- _Directions for this task_
Search the records for "Server". Copy every line where it appears.

- _Extracted information_
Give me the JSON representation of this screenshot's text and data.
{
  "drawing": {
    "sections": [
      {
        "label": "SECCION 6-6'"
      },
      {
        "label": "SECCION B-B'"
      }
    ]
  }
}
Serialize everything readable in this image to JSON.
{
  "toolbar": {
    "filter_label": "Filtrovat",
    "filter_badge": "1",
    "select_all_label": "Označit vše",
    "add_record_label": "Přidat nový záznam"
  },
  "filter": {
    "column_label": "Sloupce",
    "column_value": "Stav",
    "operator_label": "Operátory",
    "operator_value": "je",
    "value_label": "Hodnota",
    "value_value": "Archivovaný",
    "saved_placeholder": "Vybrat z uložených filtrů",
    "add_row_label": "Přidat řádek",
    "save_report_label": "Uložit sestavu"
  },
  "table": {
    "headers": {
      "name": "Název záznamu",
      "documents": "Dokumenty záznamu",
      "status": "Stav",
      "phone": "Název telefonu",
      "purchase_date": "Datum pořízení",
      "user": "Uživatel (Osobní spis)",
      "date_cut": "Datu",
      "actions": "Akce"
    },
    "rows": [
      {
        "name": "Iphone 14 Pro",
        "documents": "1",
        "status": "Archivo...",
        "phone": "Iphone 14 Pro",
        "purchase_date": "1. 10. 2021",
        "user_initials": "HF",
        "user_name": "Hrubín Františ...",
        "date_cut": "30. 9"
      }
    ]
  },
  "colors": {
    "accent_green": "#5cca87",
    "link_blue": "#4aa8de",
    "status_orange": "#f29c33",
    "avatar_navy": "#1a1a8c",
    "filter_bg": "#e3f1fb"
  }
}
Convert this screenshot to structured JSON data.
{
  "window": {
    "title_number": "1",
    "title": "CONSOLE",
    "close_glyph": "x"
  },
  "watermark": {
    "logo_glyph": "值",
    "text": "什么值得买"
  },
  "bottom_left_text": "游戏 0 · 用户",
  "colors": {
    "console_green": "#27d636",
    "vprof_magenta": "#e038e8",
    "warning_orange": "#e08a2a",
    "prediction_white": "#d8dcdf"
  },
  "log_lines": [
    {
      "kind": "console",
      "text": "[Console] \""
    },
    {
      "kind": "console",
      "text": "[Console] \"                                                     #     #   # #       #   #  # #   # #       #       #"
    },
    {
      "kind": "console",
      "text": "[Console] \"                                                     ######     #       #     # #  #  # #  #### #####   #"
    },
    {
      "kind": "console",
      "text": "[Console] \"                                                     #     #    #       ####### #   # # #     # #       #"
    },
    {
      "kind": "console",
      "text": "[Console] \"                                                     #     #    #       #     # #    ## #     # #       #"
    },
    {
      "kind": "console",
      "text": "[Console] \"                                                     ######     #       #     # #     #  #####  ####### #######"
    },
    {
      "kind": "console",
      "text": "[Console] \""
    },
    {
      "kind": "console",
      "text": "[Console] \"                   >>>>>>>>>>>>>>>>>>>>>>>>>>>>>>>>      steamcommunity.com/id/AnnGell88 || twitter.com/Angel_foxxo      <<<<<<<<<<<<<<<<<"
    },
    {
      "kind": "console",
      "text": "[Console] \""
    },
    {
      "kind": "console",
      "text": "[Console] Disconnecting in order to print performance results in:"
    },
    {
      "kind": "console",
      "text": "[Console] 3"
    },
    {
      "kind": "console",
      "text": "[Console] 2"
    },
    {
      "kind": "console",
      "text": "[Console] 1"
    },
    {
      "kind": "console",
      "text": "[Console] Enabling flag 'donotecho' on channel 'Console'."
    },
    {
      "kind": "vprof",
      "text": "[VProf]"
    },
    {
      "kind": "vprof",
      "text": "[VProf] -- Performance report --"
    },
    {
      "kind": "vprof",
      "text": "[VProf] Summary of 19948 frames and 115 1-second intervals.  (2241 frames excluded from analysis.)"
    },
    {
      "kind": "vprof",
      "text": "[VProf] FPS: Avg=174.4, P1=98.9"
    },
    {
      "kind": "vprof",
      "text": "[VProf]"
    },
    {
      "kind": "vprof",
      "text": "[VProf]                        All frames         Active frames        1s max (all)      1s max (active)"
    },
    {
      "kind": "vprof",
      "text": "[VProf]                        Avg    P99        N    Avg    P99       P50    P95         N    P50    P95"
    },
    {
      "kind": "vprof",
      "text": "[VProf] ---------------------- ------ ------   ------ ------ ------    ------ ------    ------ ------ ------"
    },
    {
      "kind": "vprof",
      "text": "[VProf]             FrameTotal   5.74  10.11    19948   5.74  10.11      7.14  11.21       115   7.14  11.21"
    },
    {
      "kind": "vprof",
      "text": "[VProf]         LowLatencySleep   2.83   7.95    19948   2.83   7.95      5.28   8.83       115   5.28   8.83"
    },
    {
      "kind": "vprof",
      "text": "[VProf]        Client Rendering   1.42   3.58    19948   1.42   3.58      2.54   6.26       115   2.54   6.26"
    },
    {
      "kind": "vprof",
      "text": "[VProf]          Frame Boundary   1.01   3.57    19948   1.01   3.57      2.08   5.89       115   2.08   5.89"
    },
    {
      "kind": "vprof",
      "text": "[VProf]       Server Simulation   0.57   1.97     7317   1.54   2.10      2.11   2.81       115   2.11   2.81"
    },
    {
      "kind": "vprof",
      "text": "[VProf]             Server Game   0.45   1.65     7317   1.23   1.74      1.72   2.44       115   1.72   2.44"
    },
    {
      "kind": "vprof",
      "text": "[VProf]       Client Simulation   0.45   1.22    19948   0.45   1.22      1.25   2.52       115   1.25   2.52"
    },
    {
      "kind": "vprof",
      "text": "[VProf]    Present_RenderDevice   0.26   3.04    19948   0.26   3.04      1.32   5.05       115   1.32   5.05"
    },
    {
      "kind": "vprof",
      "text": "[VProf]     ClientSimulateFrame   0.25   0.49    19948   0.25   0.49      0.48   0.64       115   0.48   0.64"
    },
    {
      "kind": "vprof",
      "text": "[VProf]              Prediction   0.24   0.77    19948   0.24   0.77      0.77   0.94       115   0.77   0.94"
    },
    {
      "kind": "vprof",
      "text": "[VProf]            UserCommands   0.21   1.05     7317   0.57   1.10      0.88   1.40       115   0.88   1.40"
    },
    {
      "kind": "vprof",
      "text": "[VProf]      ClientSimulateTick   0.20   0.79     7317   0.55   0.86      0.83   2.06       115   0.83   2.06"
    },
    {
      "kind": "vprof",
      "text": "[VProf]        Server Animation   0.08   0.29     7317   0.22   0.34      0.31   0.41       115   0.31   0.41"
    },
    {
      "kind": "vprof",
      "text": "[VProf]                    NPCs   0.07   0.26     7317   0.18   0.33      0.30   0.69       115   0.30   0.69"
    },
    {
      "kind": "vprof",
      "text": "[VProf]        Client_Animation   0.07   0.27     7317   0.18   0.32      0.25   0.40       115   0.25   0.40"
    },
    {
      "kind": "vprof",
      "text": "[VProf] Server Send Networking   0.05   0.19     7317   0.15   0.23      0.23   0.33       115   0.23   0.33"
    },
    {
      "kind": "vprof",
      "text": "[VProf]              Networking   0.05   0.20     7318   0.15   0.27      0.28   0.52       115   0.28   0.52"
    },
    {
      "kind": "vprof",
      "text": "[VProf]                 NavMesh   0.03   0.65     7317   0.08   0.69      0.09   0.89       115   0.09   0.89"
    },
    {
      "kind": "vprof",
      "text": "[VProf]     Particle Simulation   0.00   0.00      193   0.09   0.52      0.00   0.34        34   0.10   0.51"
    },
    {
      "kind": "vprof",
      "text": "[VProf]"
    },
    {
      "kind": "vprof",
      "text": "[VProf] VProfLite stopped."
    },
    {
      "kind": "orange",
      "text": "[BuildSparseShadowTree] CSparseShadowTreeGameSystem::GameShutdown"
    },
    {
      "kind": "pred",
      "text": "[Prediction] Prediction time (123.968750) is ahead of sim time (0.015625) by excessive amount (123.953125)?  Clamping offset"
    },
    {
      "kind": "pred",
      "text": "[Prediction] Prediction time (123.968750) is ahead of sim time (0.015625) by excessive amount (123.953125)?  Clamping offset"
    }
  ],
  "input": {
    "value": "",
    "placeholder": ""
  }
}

- _Right answer_
      "text": "[VProf]       Server Simulation   0.57   1.97     7317   1.54   2.10      2.11   2.81       115   2.11   2.81"
      "text": "[VProf]             Server Game   0.45   1.65     7317   1.23   1.74      1.72   2.44       115   1.72   2.44"
      "text": "[VProf]        Server Animation   0.08   0.29     7317   0.22   0.34      0.31   0.41       115   0.31   0.41"
      "text": "[VProf] Server Send Networking   0.05   0.19     7317   0.15   0.23      0.23   0.33       115   0.23   0.33"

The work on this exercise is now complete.